**Texte source:**
En appliquant la formule « quand j’enseigne, je fais de l’art et quand je fais de l’art, j’enseigne » Jean-Luc Vilmouth pense la pratique artistique comme une continuité qui ne s’arrête ni aux murs de l’atelier, ni aux frontières de l’exposition. Au contraire, son travail élargit les régimes d’attention que l’on porte au monde. Ses gestes sont simples, ses mots précis. Souvent, ils mettent en lumière ce qui existe déjà et que nous ne saurions voir. Ils prolongent le potentiel d’une matière, d’un objet ou d’un espace. Ils établissent des zones d’interactions nouvelles, des rapports plus directs – plus sensibles aussi- entre l’humain et son environnement.

Conçue comme un voyage dans l’atelier-monde de Jean-Luc Vilmouth, l’exposition invite à faire l’expérience d’autres espaces de la pensée, au contact d’altérités. Il s’agirait de faire des voyages de tous types pour changer de position : revêtir les vêtements de personnes inconnues, imaginer vivre dans leur maison (My Dream Houses), converser avec un arbre (Entre toi et moi), entrer dans la peau d’un gorille (Autoportrait 1954-1994), collaborer avec un éléphant (Empreinte de Siam). Il s’agirait d’apprendre en écoutant le récit de l’autre, de son cadre de vie au Japon, en Amazonie ou ailleurs encore. Ces histoires pourraient être celles que l’on se raconte la nuit, assis en cercle autour d’un feu. Certaines ponctuent l’exposition, comme La première maison, Le premier son, Le premier pot solide et Le premier mot. Prélevées dans le réel ou imaginées par Jean-Luc Vilmouth, elles permettent de nous connecter les uns aux autres et d’élargir notre perception.

**Matériel fourni:**
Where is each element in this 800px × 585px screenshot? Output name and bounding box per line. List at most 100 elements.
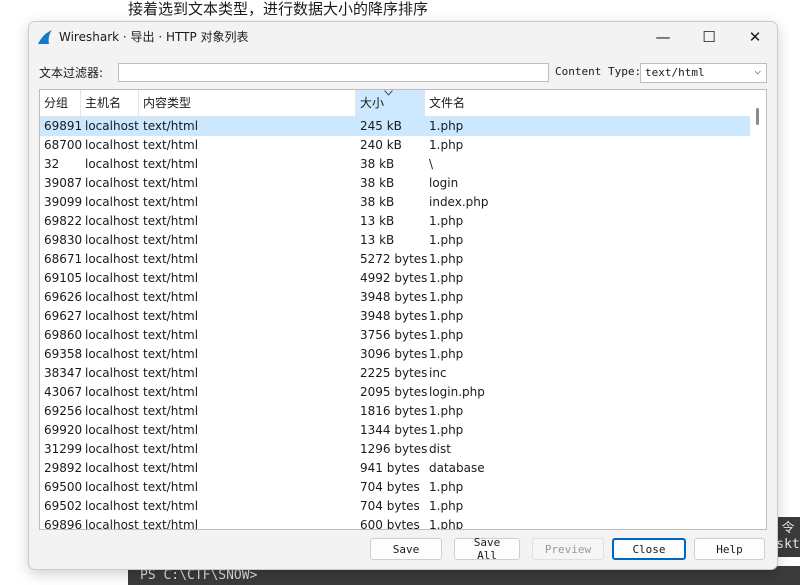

**Consigne:** Recopiez le passage du texte sur Jean-Luc Vilmouth qui commence par « En appliquant la » et se termine par « et son environnement. », en substituant « actes » à « gestes ».

**Corrigé complet:**
En appliquant la formule « quand j’enseigne, je fais de l’art et quand je fais de l’art, j’enseigne » Jean-Luc Vilmouth pense la pratique artistique comme une continuité qui ne s’arrête ni aux murs de l’atelier, ni aux frontières de l’exposition. Au contraire, son travail élargit les régimes d’attention que l’on porte au monde. Ses actes sont simples, ses mots précis. Souvent, ils mettent en lumière ce qui existe déjà et que nous ne saurions voir. Ils prolongent le potentiel d’une matière, d’un objet ou d’un espace. Ils établissent des zones d’interactions nouvelles, des rapports plus directs – plus sensibles aussi- entre l’humain et son environnement.